◆ Task requirements: Extract all lines in the data that contain the word "always".

◆ Records supplied:
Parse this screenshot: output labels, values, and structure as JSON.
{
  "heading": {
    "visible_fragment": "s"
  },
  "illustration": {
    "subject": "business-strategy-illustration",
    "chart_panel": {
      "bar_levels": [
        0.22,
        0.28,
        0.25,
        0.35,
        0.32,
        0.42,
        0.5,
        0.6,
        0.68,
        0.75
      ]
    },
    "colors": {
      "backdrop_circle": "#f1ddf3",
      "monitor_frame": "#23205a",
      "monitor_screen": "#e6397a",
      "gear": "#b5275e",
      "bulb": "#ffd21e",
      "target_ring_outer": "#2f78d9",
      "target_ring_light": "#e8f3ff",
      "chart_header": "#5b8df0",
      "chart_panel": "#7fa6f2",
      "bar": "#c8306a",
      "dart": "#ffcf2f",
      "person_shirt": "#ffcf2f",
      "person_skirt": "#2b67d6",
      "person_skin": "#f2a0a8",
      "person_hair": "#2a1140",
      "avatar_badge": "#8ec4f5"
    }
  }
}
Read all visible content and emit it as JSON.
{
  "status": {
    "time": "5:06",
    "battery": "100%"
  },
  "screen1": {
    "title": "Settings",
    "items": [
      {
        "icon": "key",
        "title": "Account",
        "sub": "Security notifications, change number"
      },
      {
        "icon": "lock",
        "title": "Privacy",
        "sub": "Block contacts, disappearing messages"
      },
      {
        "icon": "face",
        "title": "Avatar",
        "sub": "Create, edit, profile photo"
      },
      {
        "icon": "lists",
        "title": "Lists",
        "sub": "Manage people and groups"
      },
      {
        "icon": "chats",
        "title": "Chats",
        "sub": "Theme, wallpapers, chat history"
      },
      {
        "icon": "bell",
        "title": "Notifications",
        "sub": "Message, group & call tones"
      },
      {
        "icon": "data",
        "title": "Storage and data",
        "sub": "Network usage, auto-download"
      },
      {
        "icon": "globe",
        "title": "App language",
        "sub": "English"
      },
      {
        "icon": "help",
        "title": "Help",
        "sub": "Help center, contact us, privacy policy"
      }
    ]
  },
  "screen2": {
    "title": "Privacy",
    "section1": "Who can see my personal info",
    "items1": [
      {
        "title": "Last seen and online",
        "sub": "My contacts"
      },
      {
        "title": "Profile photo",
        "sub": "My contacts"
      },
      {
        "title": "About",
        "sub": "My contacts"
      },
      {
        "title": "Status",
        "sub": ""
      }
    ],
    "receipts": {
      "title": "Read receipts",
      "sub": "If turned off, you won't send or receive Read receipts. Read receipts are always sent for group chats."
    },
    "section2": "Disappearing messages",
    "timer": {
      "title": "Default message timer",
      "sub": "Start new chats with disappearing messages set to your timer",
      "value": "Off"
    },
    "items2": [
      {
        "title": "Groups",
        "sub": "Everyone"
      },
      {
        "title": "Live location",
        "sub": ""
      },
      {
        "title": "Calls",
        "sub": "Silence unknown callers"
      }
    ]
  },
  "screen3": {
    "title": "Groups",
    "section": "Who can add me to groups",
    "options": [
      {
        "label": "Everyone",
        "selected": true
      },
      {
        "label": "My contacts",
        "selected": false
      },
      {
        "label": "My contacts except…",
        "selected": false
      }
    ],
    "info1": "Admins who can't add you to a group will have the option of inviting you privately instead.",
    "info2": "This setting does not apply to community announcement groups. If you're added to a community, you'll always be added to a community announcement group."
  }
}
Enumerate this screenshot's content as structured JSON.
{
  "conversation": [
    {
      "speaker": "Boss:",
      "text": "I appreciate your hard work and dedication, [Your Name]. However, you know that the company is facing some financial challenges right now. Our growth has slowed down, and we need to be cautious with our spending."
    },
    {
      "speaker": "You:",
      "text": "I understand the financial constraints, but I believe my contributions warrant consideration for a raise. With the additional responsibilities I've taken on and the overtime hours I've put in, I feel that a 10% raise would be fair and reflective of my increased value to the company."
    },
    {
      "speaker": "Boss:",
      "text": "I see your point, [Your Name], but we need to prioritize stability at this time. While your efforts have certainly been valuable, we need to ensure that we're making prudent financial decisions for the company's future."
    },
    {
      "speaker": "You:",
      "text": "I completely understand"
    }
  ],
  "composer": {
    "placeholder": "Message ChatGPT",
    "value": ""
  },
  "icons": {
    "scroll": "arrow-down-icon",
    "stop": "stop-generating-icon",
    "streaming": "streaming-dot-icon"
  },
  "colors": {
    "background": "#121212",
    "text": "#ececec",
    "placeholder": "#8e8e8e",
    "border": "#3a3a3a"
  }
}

◆ Exercise response:
      "sub": "If turned off, you won't send or receive Read receipts. Read receipts are always sent for group chats."
    "info2": "This setting does not apply to community announcement groups. If you're added to a community, you'll always be added to a community announcement group."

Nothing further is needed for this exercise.